╔══
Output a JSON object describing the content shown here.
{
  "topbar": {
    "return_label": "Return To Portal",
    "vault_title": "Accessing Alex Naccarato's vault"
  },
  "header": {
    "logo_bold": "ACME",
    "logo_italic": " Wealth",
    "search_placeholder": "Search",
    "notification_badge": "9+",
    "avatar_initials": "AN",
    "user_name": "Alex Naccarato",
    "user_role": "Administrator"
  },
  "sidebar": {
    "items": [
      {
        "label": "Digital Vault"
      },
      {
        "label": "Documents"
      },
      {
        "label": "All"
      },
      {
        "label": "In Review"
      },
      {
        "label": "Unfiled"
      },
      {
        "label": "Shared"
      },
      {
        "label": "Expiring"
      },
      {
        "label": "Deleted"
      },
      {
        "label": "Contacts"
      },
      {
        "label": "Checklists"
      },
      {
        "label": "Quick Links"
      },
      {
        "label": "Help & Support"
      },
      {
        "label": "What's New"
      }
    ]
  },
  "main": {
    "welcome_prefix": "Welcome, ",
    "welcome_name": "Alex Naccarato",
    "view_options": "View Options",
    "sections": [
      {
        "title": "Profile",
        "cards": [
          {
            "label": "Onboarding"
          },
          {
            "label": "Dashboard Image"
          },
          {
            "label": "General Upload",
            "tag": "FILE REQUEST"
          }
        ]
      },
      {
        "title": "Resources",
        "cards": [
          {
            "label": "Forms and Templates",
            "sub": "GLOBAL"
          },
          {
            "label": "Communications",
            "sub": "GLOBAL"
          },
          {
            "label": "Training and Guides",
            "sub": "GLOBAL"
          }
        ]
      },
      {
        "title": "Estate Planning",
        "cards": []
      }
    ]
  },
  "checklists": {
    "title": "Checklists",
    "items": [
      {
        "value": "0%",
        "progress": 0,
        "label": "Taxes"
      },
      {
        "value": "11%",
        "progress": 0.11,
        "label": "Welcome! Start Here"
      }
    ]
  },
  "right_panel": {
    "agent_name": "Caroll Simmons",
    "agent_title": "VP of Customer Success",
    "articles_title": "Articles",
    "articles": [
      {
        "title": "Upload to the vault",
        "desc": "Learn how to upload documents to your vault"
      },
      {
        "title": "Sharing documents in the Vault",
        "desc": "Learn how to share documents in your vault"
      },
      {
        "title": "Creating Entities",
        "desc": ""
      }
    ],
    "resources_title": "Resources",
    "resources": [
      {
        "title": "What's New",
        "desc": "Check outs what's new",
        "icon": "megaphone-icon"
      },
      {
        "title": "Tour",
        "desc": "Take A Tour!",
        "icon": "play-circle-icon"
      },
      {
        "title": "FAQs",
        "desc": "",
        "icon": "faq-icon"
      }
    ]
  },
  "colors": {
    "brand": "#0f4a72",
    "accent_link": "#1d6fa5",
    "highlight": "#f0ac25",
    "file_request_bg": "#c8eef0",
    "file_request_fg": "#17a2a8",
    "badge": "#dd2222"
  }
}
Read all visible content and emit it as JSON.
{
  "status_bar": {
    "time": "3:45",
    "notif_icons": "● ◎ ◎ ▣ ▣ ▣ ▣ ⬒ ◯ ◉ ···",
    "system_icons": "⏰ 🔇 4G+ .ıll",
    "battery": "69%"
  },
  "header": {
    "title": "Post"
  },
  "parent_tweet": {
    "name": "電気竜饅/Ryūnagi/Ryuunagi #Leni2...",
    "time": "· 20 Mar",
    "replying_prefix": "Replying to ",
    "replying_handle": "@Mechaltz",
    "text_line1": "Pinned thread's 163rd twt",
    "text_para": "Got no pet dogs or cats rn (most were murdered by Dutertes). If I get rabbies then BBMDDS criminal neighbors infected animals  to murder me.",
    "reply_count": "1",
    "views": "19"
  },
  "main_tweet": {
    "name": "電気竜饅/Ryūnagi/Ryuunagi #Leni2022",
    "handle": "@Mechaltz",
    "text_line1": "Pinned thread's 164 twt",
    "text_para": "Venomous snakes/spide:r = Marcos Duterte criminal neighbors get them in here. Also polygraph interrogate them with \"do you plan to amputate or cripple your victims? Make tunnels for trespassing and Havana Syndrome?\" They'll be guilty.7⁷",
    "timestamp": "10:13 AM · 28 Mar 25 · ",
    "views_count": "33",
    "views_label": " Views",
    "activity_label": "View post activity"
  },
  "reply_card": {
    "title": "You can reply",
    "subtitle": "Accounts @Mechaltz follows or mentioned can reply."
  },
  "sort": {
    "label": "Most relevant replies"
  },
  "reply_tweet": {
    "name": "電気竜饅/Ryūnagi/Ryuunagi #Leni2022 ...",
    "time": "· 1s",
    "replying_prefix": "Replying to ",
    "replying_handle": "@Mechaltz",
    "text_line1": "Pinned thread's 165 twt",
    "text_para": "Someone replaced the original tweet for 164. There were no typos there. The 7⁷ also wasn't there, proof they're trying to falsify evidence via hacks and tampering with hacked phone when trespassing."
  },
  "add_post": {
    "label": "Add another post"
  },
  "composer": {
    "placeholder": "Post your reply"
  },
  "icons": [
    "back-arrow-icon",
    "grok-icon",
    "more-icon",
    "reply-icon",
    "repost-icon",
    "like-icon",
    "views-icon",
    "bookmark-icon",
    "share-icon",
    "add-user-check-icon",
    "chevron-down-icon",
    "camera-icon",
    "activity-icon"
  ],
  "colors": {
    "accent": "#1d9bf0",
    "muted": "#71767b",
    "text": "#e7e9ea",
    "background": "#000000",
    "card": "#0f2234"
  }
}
╚══
Write out the data exactly as it stands.

Output a JSON object describing the content shown here.
{
  "topbar": {
    "return_label": "Return To Portal",
    "vault_title": "Accessing Alex Naccarato's vault"
  },
  "header": {
    "logo_bold": "ACME",
    "logo_italic": " Wealth",
    "search_placeholder": "Search",
    "notification_badge": "9+",
    "avatar_initials": "AN",
    "user_name": "Alex Naccarato",
    "user_role": "Administrator"
  },
  "sidebar": {
    "items": [
      {
        "label": "Digital Vault"
      },
      {
        "label": "Documents"
      },
      {
        "label": "All"
      },
      {
        "label": "In Review"
      },
      {
        "label": "Unfiled"
      },
      {
        "label": "Shared"
      },
      {
        "label": "Expiring"
      },
      {
        "label": "Deleted"
      },
      {
        "label": "Contacts"
      },
      {
        "label": "Checklists"
      },
      {
        "label": "Quick Links"
      },
      {
        "label": "Help & Support"
      },
      {
        "label": "What's New"
      }
    ]
  },
  "main": {
    "welcome_prefix": "Welcome, ",
    "welcome_name": "Alex Naccarato",
    "view_options": "View Options",
    "sections": [
      {
        "title": "Profile",
        "cards": [
          {
            "label": "Onboarding"
          },
          {
            "label": "Dashboard Image"
          },
          {
            "label": "General Upload",
            "tag": "FILE REQUEST"
          }
        ]
      },
      {
        "title": "Resources",
        "cards": [
          {
            "label": "Forms and Templates",
            "sub": "GLOBAL"
          },
          {
            "label": "Communications",
            "sub": "GLOBAL"
          },
          {
            "label": "Training and Guides",
            "sub": "GLOBAL"
          }
        ]
      },
      {
        "title": "Estate Planning",
        "cards": []
      }
    ]
  },
  "checklists": {
    "title": "Checklists",
    "items": [
      {
        "value": "0%",
        "progress": 0,
        "label": "Taxes"
      },
      {
        "value": "11%",
        "progress": 0.11,
        "label": "Welcome! Start Here"
      }
    ]
  },
  "right_panel": {
    "agent_name": "Caroll Simmons",
    "agent_title": "VP of Customer Success",
    "articles_title": "Articles",
    "articles": [
      {
        "title": "Upload to the vault",
        "desc": "Learn how to upload documents to your vault"
      },
      {
        "title": "Sharing documents in the Vault",
        "desc": "Learn how to share documents in your vault"
      },
      {
        "title": "Creating Entities",
        "desc": ""
      }
    ],
    "resources_title": "Resources",
    "resources": [
      {
        "title": "What's New",
        "desc": "Check outs what's new",
        "icon": "megaphone-icon"
      },
      {
        "title": "Tour",
        "desc": "Take A Tour!",
        "icon": "play-circle-icon"
      },
      {
        "title": "FAQs",
        "desc": "",
        "icon": "faq-icon"
      }
    ]
  },
  "colors": {
    "brand": "#0f4a72",
    "accent_link": "#1d6fa5",
    "highlight": "#f0ac25",
    "file_request_bg": "#c8eef0",
    "file_request_fg": "#17a2a8",
    "badge": "#dd2222"
  }
}
Read all visible content and emit it as JSON.
{
  "status_bar": {
    "time": "3:45",
    "notif_icons": "● ◎ ◎ ▣ ▣ ▣ ▣ ⬒ ◯ ◉ ···",
    "system_icons": "⏰ 🔇 4G+ .ıll",
    "battery": "69%"
  },
  "header": {
    "title": "Post"
  },
  "parent_tweet": {
    "name": "電気竜饅/Ryūnagi/Ryuunagi #Leni2...",
    "time": "· 20 Mar",
    "replying_prefix": "Replying to ",
    "replying_handle": "@Mechaltz",
    "text_line1": "Pinned thread's 163rd twt",
    "text_para": "Got no pet dogs or cats rn (most were murdered by Dutertes). If I get rabbies then BBMDDS criminal neighbors infected animals  to murder me.",
    "reply_count": "1",
    "views": "19"
  },
  "main_tweet": {
    "name": "電気竜饅/Ryūnagi/Ryuunagi #Leni2022",
    "handle": "@Mechaltz",
    "text_line1": "Pinned thread's 164 twt",
    "text_para": "Venomous snakes/spide:r = Marcos Duterte criminal neighbors get them in here. Also polygraph interrogate them with \"do you plan to amputate or cripple your victims? Make tunnels for trespassing and Havana Syndrome?\" They'll be guilty.7⁷",
    "timestamp": "10:13 AM · 28 Mar 25 · ",
    "views_count": "33",
    "views_label": " Views",
    "activity_label": "View post activity"
  },
  "reply_card": {
    "title": "You can reply",
    "subtitle": "Accounts @Mechaltz follows or mentioned can reply."
  },
  "sort": {
    "label": "Most relevant replies"
  },
  "reply_tweet": {
    "name": "電気竜饅/Ryūnagi/Ryuunagi #Leni2022 ...",
    "time": "· 1s",
    "replying_prefix": "Replying to ",
    "replying_handle": "@Mechaltz",
    "text_line1": "Pinned thread's 165 twt",
    "text_para": "Someone replaced the original tweet for 164. There were no typos there. The 7⁷ also wasn't there, proof they're trying to falsify evidence via hacks and tampering with hacked phone when trespassing."
  },
  "add_post": {
    "label": "Add another post"
  },
  "composer": {
    "placeholder": "Post your reply"
  },
  "icons": [
    "back-arrow-icon",
    "grok-icon",
    "more-icon",
    "reply-icon",
    "repost-icon",
    "like-icon",
    "views-icon",
    "bookmark-icon",
    "share-icon",
    "add-user-check-icon",
    "chevron-down-icon",
    "camera-icon",
    "activity-icon"
  ],
  "colors": {
    "accent": "#1d9bf0",
    "muted": "#71767b",
    "text": "#e7e9ea",
    "background": "#000000",
    "card": "#0f2234"
  }
}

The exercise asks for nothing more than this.